**WHAT THE EXERCISE ASKS**
Recast the entire listing below as a JSON list of strings, one string per line. Leave out the picture and any blank lines.

........

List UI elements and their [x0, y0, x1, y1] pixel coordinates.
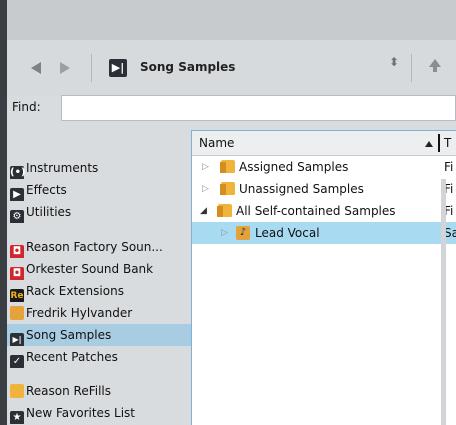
toolbar: ▶| Song Samples ⬍: [7, 40, 456, 96]
collapse-triangle-icon[interactable]: ◢: [200, 200, 207, 222]
browser-list: Name T ▷ Assigned Samples Fi ▷ Unassigne…: [191, 130, 456, 425]
folder-icon: [10, 384, 24, 398]
sort-ascending-icon: [425, 141, 433, 147]
sidebar-item-reason-refills[interactable]: Reason ReFills: [7, 380, 191, 402]
sidebar-item-label: Reason Factory Soun...: [26, 240, 163, 254]
re-icon: Re: [10, 289, 24, 302]
song-samples-icon: ▶|: [109, 59, 127, 77]
effects-icon: ▶: [10, 188, 24, 201]
list-item-label: Lead Vocal: [255, 226, 320, 240]
sidebar-item-label: Song Samples: [26, 328, 112, 342]
star-icon: ★: [10, 411, 24, 424]
find-input[interactable]: [61, 95, 456, 121]
expand-triangle-icon[interactable]: ▷: [202, 178, 209, 200]
list-item[interactable]: ◢ All Self-contained Samples Fi: [192, 200, 456, 222]
sidebar-item-instruments[interactable]: (•)Instruments: [7, 157, 191, 179]
list-item[interactable]: ▷ ♪ Lead Vocal Sa: [192, 222, 456, 244]
location-title[interactable]: Song Samples: [140, 60, 235, 74]
sidebar-item-rack-extensions[interactable]: Re Rack Extensions: [7, 280, 191, 302]
recent-icon: ✓: [10, 355, 24, 368]
column-resize-handle[interactable]: [438, 134, 440, 152]
sidebar-item-label: Utilities: [26, 205, 72, 219]
sidebar-item-utilities[interactable]: ⚙ Utilities: [7, 201, 191, 223]
sidebar: (•)Instruments ▶ Effects ⚙ Utilities ◘ Reas…: [7, 130, 191, 425]
forward-arrow-icon[interactable]: [60, 62, 70, 74]
utilities-icon: ⚙: [10, 210, 24, 223]
find-label: Find:: [12, 100, 41, 114]
sample-icon: ♪: [236, 226, 250, 240]
sidebar-item-label: New Favorites List: [26, 406, 135, 420]
up-folder-icon[interactable]: [429, 59, 441, 67]
sidebar-item-label: Orkester Sound Bank: [26, 262, 154, 276]
expand-triangle-icon[interactable]: ▷: [221, 222, 228, 244]
soundbank-icon: ◘: [10, 267, 24, 280]
sidebar-item-fredrik[interactable]: Fredrik Hylvander: [7, 302, 191, 324]
sidebar-item-effects[interactable]: ▶ Effects: [7, 179, 191, 201]
list-item[interactable]: ▷ Assigned Samples Fi: [192, 156, 456, 178]
toolbar-separator: [91, 54, 92, 82]
sidebar-item-label: Reason ReFills: [26, 384, 112, 398]
sidebar-item-reason-factory[interactable]: ◘ Reason Factory Soun...: [7, 236, 191, 258]
sidebar-item-label: Fredrik Hylvander: [26, 306, 133, 320]
folder-icon: [220, 160, 235, 173]
user-folder-icon: [10, 306, 24, 320]
sidebar-item-label: Effects: [26, 183, 67, 197]
list-item[interactable]: ▷ Unassigned Samples Fi: [192, 178, 456, 200]
sidebar-item-label: Rack Extensions: [26, 284, 124, 298]
back-arrow-icon[interactable]: [31, 62, 41, 74]
list-item-label: Unassigned Samples: [239, 182, 364, 196]
column-header[interactable]: Name T: [192, 131, 456, 156]
soundbank-icon: ◘: [10, 245, 24, 258]
window-edge: [0, 0, 7, 425]
sidebar-item-song-samples[interactable]: ▶| Song Samples: [7, 324, 191, 346]
column-type-label[interactable]: T: [444, 136, 451, 150]
column-name-label[interactable]: Name: [199, 136, 234, 150]
folder-icon: [220, 182, 235, 195]
instrument-icon: (•): [10, 166, 26, 179]
sidebar-item-recent-patches[interactable]: ✓ Recent Patches: [7, 346, 191, 368]
up-folder-icon-stem: [433, 67, 437, 72]
sidebar-item-label: Recent Patches: [26, 350, 118, 364]
sidebar-item-new-favorites[interactable]: ★ New Favorites List: [7, 402, 191, 424]
sidebar-item-label: Instruments: [26, 161, 99, 175]
folder-icon: [217, 204, 232, 217]
list-item-label: All Self-contained Samples: [236, 204, 396, 218]
toolbar-separator: [411, 54, 412, 82]
song-samples-icon: ▶|: [10, 333, 24, 346]
location-stepper-icon[interactable]: ⬍: [389, 56, 399, 68]
title-bar: [7, 0, 456, 40]
sidebar-item-orkester[interactable]: ◘ Orkester Sound Bank: [7, 258, 191, 280]
list-item-type: Fi: [444, 160, 454, 174]
scrollbar[interactable]: [441, 179, 446, 425]
list-item-label: Assigned Samples: [239, 160, 349, 174]
expand-triangle-icon[interactable]: ▷: [202, 156, 209, 178]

........

**EXERCISE OUTPUT**
[
  "List UI elements and their [x0, y0, x1, y1] pixel coordinates.",
  "toolbar: ▶| Song Samples ⬍: [7, 40, 456, 96]",
  "collapse-triangle-icon[interactable]: ◢: [200, 200, 207, 222]",
  "browser-list: Name T ▷ Assigned Samples Fi ▷ Unassigne…: [191, 130, 456, 425]",
  "folder-icon: [10, 384, 24, 398]",
  "sort-ascending-icon: [425, 141, 433, 147]",
  "sidebar-item-reason-refills[interactable]: Reason ReFills: [7, 380, 191, 402]",
  "sidebar-item-label: Reason Factory Soun...: [26, 240, 163, 254]",
  "re-icon: Re: [10, 289, 24, 302]",
  "song-samples-icon: ▶|: [109, 59, 127, 77]",
  "effects-icon: ▶: [10, 188, 24, 201]",
  "list-item-label: Lead Vocal: [255, 226, 320, 240]",
  "sidebar-item-label: Song Samples: [26, 328, 112, 342]",
  "star-icon: ★: [10, 411, 24, 424]",
  "find-input[interactable]: [61, 95, 456, 121]",
  "expand-triangle-icon[interactable]: ▷: [202, 178, 209, 200]",
  "list-item[interactable]: ◢ All Self-contained Samples Fi: [192, 200, 456, 222]",
  "sidebar-item-instruments[interactable]: (•)Instruments: [7, 157, 191, 179]",
  "list-item[interactable]: ▷ ♪ Lead Vocal Sa: [192, 222, 456, 244]",
  "location-title[interactable]: Song Samples: [140, 60, 235, 74]",
  "sidebar-item-rack-extensions[interactable]: Re Rack Extensions: [7, 280, 191, 302]",
  "recent-icon: ✓: [10, 355, 24, 368]",
  "column-resize-handle[interactable]: [438, 134, 440, 152]",
  "sidebar-item-label: Utilities: [26, 205, 72, 219]",
  "sidebar-item-utilities[interactable]: ⚙ Utilities: [7, 201, 191, 223]",
  "sidebar: (•)Instruments ▶ Effects ⚙ Utilities ◘ Reas…: [7, 130, 191, 425]",
  "forward-arrow-icon[interactable]: [60, 62, 70, 74]",
  "utilities-icon: ⚙: [10, 210, 24, 223]",
  "find-label: Find:: [12, 100, 41, 114]",
  "sample-icon: ♪: [236, 226, 250, 240]",
  "sidebar-item-label: New Favorites List: [26, 406, 135, 420]",
  "up-folder-icon[interactable]: [429, 59, 441, 67]",
  "sidebar-item-label: Orkester Sound Bank: [26, 262, 154, 276]",
  "expand-triangle-icon[interactable]: ▷: [221, 222, 228, 244]",
  "soundbank-icon: ◘: [10, 267, 24, 280]",
  "sidebar-item-fredrik[interactable]: Fredrik Hylvander: [7, 302, 191, 324]",
  "sidebar-item-effects[interactable]: ▶ Effects: [7, 179, 191, 201]",
  "list-item[interactable]: ▷ Assigned Samples Fi: [192, 156, 456, 178]",
  "toolbar-separator: [91, 54, 92, 82]",
  "sidebar-item-label: Reason ReFills: [26, 384, 112, 398]",
  "sidebar-item-reason-factory[interactable]: ◘ Reason Factory Soun...: [7, 236, 191, 258]",
  "sidebar-item-label: Fredrik Hylvander: [26, 306, 133, 320]",
  "folder-icon: [220, 160, 235, 173]",
  "user-folder-icon: [10, 306, 24, 320]",
  "sidebar-item-label: Effects: [26, 183, 67, 197]",
  "list-item[interactable]: ▷ Unassigned Samples Fi: [192, 178, 456, 200]",
  "sidebar-item-label: Rack Extensions: [26, 284, 124, 298]",
  "back-arrow-icon[interactable]: [31, 62, 41, 74]",
  "list-item-label: Unassigned Samples: [239, 182, 364, 196]",
  "column-header[interactable]: Name T: [192, 131, 456, 156]",
  "soundbank-icon: ◘: [10, 245, 24, 258]",
  "window-edge: [0, 0, 7, 425]",
  "sidebar-item-song-samples[interactable]: ▶| Song Samples: [7, 324, 191, 346]",
  "column-type-label[interactable]: T: [444, 136, 451, 150]",
  "column-name-label[interactable]: Name: [199, 136, 234, 150]",
  "folder-icon: [220, 182, 235, 195]",
  "instrument-icon: (•): [10, 166, 26, 179]",
  "sidebar-item-recent-patches[interactable]: ✓ Recent Patches: [7, 346, 191, 368]",
  "up-folder-icon-stem: [433, 67, 437, 72]",
  "sidebar-item-label: Recent Patches: [26, 350, 118, 364]",
  "sidebar-item-new-favorites[interactable]: ★ New Favorites List: [7, 402, 191, 424]",
  "sidebar-item-label: Instruments: [26, 161, 99, 175]",
  "folder-icon: [217, 204, 232, 217]",
  "list-item-label: All Self-contained Samples: [236, 204, 396, 218]",
  "toolbar-separator: [411, 54, 412, 82]",
  "song-samples-icon: ▶|: [10, 333, 24, 346]",
  "location-stepper-icon[interactable]: ⬍: [389, 56, 399, 68]",
  "title-bar: [7, 0, 456, 40]",
  "sidebar-item-orkester[interactable]: ◘ Orkester Sound Bank: [7, 258, 191, 280]",
  "list-item-type: Fi: [444, 160, 454, 174]",
  "scrollbar[interactable]: [441, 179, 446, 425]",
  "list-item-label: Assigned Samples: [239, 160, 349, 174]",
  "expand-triangle-icon[interactable]: ▷: [202, 156, 209, 178]"
]